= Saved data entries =
· · · ·

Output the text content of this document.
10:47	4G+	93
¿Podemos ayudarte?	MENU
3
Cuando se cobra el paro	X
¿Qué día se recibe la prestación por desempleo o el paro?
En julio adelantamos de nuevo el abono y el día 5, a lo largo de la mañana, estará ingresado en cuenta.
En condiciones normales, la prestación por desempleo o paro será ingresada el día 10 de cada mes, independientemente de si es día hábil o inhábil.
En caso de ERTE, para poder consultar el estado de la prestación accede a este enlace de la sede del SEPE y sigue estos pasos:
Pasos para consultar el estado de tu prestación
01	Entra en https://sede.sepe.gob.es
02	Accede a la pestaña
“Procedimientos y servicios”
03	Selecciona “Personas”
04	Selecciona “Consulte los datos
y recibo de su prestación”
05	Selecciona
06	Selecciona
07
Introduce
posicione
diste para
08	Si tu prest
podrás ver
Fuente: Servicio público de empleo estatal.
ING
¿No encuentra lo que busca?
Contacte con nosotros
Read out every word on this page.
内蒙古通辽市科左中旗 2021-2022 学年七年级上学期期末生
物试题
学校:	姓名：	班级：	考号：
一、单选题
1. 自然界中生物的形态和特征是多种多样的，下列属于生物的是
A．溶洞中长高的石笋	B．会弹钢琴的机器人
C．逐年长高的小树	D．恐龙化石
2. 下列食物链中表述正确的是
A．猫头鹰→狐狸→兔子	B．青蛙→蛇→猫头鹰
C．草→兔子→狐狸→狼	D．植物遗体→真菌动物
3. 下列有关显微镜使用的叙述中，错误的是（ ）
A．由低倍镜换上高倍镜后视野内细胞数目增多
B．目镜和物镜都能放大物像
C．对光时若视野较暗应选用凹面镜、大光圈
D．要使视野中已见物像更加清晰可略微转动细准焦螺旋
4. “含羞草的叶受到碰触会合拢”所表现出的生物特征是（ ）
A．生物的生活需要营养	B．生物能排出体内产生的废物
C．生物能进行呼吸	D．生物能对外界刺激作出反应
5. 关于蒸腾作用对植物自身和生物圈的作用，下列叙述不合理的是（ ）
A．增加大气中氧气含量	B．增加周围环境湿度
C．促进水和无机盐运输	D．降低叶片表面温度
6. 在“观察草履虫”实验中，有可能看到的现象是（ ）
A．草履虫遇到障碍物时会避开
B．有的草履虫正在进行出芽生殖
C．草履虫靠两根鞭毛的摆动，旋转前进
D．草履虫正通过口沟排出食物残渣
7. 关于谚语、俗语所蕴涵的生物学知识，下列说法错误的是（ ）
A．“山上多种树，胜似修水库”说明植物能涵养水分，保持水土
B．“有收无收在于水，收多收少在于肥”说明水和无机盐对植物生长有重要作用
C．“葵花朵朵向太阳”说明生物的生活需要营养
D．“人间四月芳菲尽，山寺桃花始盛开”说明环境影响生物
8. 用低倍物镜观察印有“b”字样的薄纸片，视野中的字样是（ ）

· · · ·

= Direction =
Search the data for "consultar". Copy every matching line.

= Answer to this task =
En caso de ERTE, para poder consultar el estado de la prestación accede a este enlace de la sede del SEPE y sigue estos pasos:
Pasos para consultar el estado de tu prestación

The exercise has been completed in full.